[start]
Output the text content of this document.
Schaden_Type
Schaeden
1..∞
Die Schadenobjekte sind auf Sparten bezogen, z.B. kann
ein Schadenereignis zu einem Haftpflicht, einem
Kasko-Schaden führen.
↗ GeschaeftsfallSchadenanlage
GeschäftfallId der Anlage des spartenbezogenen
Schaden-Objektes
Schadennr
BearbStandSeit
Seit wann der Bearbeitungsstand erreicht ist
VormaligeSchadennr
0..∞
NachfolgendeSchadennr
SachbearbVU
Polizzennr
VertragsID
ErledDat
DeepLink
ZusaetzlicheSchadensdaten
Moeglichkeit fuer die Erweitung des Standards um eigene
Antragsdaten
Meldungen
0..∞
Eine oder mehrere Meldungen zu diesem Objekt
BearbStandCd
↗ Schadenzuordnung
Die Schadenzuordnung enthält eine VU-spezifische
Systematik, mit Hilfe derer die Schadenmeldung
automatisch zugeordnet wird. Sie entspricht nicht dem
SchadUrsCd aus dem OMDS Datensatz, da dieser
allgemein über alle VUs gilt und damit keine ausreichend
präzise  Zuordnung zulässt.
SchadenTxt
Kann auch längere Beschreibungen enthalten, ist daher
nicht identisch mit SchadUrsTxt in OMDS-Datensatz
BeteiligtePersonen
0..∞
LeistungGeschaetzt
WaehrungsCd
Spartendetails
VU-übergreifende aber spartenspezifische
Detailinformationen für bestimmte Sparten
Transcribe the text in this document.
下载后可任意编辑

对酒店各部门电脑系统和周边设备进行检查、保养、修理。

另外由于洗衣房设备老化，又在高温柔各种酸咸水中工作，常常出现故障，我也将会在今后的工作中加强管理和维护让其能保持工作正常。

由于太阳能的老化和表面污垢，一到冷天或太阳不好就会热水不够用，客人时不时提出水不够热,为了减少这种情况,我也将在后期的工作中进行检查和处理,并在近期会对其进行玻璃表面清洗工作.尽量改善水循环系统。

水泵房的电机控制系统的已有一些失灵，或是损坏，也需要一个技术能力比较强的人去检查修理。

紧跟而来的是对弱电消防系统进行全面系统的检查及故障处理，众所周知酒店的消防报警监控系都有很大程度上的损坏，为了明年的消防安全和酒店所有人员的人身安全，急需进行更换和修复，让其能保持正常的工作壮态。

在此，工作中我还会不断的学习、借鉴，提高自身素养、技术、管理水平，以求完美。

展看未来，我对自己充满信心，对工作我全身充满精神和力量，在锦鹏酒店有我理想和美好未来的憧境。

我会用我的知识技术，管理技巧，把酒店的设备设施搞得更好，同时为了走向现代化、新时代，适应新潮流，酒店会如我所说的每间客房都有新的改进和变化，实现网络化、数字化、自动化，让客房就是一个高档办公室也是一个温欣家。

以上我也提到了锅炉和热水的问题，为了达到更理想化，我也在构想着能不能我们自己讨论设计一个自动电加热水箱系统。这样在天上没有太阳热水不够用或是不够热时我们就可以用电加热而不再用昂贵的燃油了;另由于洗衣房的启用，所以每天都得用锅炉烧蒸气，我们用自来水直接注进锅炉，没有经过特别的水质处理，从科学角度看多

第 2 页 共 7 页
[end]
▶ [GIVEN INSTRUCTION] Pick out, from the lines above, every one that contains the string "text".

▶ [RESPONSE TO THE TASK]
Output the text content of this document.
Transcribe the text in this document.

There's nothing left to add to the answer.